| Task requirements |
Write out the data below exactly as given, without any of its pictures.

| Entries |

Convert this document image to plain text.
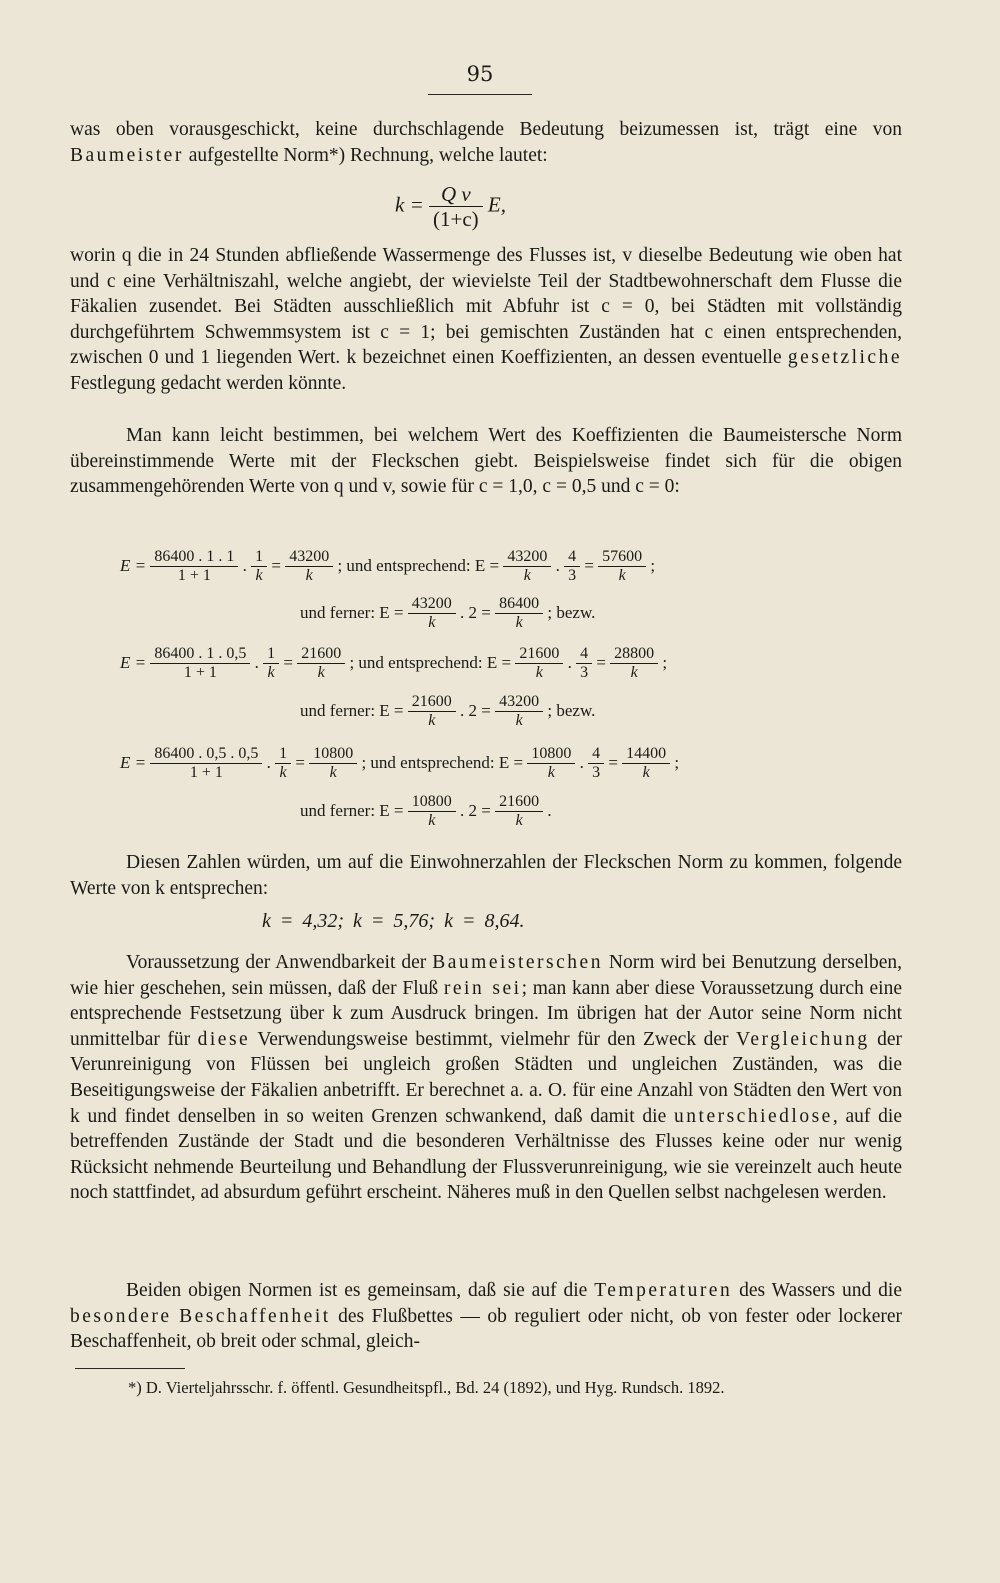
95

was oben vorausgeschickt, keine durchschlagende Bedeutung beizumessen ist, trägt eine von Baumeister aufgestellte Norm*) Rechnung, welche lautet:

$k = \frac{\text{Q v}}{(1+c)} E$,

worin q die in 24 Stunden abfließende Wassermenge des Flusses ist, v dieselbe Bedeutung wie oben hat und c eine Verhältniszahl, welche angiebt, der wievielste Teil der Stadtbewohnerschaft dem Flusse die Fäkalien zusendet. Bei Städten ausschließlich mit Abfuhr ist c = 0, bei Städten mit vollständig durchgeführtem Schwemmsystem ist c = 1; bei gemischten Zuständen hat c einen entsprechenden, zwischen 0 und 1 liegenden Wert. k bezeichnet einen Koeffizienten, an dessen eventuelle gesetzliche Festlegung gedacht werden könnte.

Man kann leicht bestimmen, bei welchem Wert des Koeffizienten die Baumeistersche Norm übereinstimmende Werte mit der Fleckschen giebt. Beispielsweise findet sich für die obigen zusammengehörenden Werte von q und v, sowie für c = 1,0, c = 0,5 und c = 0:

$E = \frac{86400 . 1 . 1}{1 + 1}$ . $\frac{1}{k} = \frac{43200}{k}$ ; und entsprechend: $E = \frac{43200}{k}$ . $\frac{4}{3} = \frac{57600}{k}$ ;
und ferner: $E = \frac{43200}{k}$ . $2 = \frac{86400}{k}$ ; bezw.
$E = \frac{86400 . 1 . 0,5}{1 + 1}$ . $\frac{1}{k} = \frac{21600}{k}$ ; und entsprechend: $E = \frac{21600}{k}$ . $\frac{4}{3} = \frac{28800}{k}$ ;
und ferner: $E = \frac{21600}{k}$ . $2 = \frac{43200}{k}$ ; bezw.
$E = \frac{86400 . 0,5 . 0,5}{1 + 1}$ . $\frac{1}{k} = \frac{10800}{k}$ ; und entsprechend: $E = \frac{10800}{k}$ . $\frac{4}{3} = \frac{14400}{k}$ ;
und ferner: $E = \frac{10800}{k}$ . $2 = \frac{21600}{k}$ .

Diesen Zahlen würden, um auf die Einwohnerzahlen der Fleckschen Norm zu kommen, folgende Werte von k entsprechen:

k = 4,32; k = 5,76; k = 8,64.

Voraussetzung der Anwendbarkeit der Baumeisterschen Norm wird bei Benutzung derselben, wie hier geschehen, sein müssen, daß der Fluß rein sei; man kann aber diese Voraussetzung durch eine entsprechende Festsetzung über k zum Ausdruck bringen. Im übrigen hat der Autor seine Norm nicht unmittelbar für diese Verwendungsweise bestimmt, vielmehr für den Zweck der Vergleichung der Verunreinigung von Flüssen bei ungleich großen Städten und ungleichen Zuständen, was die Beseitigungsweise der Fäkalien anbetrifft. Er berechnet a. a. O. für eine Anzahl von Städten den Wert von k und findet denselben in so weiten Grenzen schwankend, daß damit die unterschiedlose, auf die betreffenden Zustände der Stadt und die besonderen Verhältnisse des Flusses keine oder nur wenig Rücksicht nehmende Beurteilung und Behandlung der Flussverunreinigung, wie sie vereinzelt auch heute noch stattfindet, ad absurdum geführt erscheint. Näheres muß in den Quellen selbst nachgelesen werden.

Beiden obigen Normen ist es gemeinsam, daß sie auf die Temperaturen des Wassers und die besondere Beschaffenheit des Flußbettes — ob reguliert oder nicht, ob von fester oder lockerer Beschaffenheit, ob breit oder schmal, gleich-

*) D. Vierteljahrsschr. f. öffentl. Gesundheitspfl., Bd. 24 (1892), und Hyg. Rundsch. 1892.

| Full solution |
Convert this document image to plain text.
95

was oben vorausgeschickt, keine durchschlagende Bedeutung beizumessen ist, trägt eine von Baumeister aufgestellte Norm*) Rechnung, welche lautet:

$k = \frac{\text{Q v}}{(1+c)} E$,

worin q die in 24 Stunden abfließende Wassermenge des Flusses ist, v dieselbe Bedeutung wie oben hat und c eine Verhältniszahl, welche angiebt, der wievielste Teil der Stadtbewohnerschaft dem Flusse die Fäkalien zusendet. Bei Städten ausschließlich mit Abfuhr ist c = 0, bei Städten mit vollständig durchgeführtem Schwemmsystem ist c = 1; bei gemischten Zuständen hat c einen entsprechenden, zwischen 0 und 1 liegenden Wert. k bezeichnet einen Koeffizienten, an dessen eventuelle gesetzliche Festlegung gedacht werden könnte.

Man kann leicht bestimmen, bei welchem Wert des Koeffizienten die Baumeistersche Norm übereinstimmende Werte mit der Fleckschen giebt. Beispielsweise findet sich für die obigen zusammengehörenden Werte von q und v, sowie für c = 1,0, c = 0,5 und c = 0:

$E = \frac{86400 . 1 . 1}{1 + 1}$ . $\frac{1}{k} = \frac{43200}{k}$ ; und entsprechend: $E = \frac{43200}{k}$ . $\frac{4}{3} = \frac{57600}{k}$ ;
und ferner: $E = \frac{43200}{k}$ . $2 = \frac{86400}{k}$ ; bezw.
$E = \frac{86400 . 1 . 0,5}{1 + 1}$ . $\frac{1}{k} = \frac{21600}{k}$ ; und entsprechend: $E = \frac{21600}{k}$ . $\frac{4}{3} = \frac{28800}{k}$ ;
und ferner: $E = \frac{21600}{k}$ . $2 = \frac{43200}{k}$ ; bezw.
$E = \frac{86400 . 0,5 . 0,5}{1 + 1}$ . $\frac{1}{k} = \frac{10800}{k}$ ; und entsprechend: $E = \frac{10800}{k}$ . $\frac{4}{3} = \frac{14400}{k}$ ;
und ferner: $E = \frac{10800}{k}$ . $2 = \frac{21600}{k}$ .

Diesen Zahlen würden, um auf die Einwohnerzahlen der Fleckschen Norm zu kommen, folgende Werte von k entsprechen:

k = 4,32; k = 5,76; k = 8,64.

Voraussetzung der Anwendbarkeit der Baumeisterschen Norm wird bei Benutzung derselben, wie hier geschehen, sein müssen, daß der Fluß rein sei; man kann aber diese Voraussetzung durch eine entsprechende Festsetzung über k zum Ausdruck bringen. Im übrigen hat der Autor seine Norm nicht unmittelbar für diese Verwendungsweise bestimmt, vielmehr für den Zweck der Vergleichung der Verunreinigung von Flüssen bei ungleich großen Städten und ungleichen Zuständen, was die Beseitigungsweise der Fäkalien anbetrifft. Er berechnet a. a. O. für eine Anzahl von Städten den Wert von k und findet denselben in so weiten Grenzen schwankend, daß damit die unterschiedlose, auf die betreffenden Zustände der Stadt und die besonderen Verhältnisse des Flusses keine oder nur wenig Rücksicht nehmende Beurteilung und Behandlung der Flussverunreinigung, wie sie vereinzelt auch heute noch stattfindet, ad absurdum geführt erscheint. Näheres muß in den Quellen selbst nachgelesen werden.

Beiden obigen Normen ist es gemeinsam, daß sie auf die Temperaturen des Wassers und die besondere Beschaffenheit des Flußbettes — ob reguliert oder nicht, ob von fester oder lockerer Beschaffenheit, ob breit oder schmal, gleich-

*) D. Vierteljahrsschr. f. öffentl. Gesundheitspfl., Bd. 24 (1892), und Hyg. Rundsch. 1892.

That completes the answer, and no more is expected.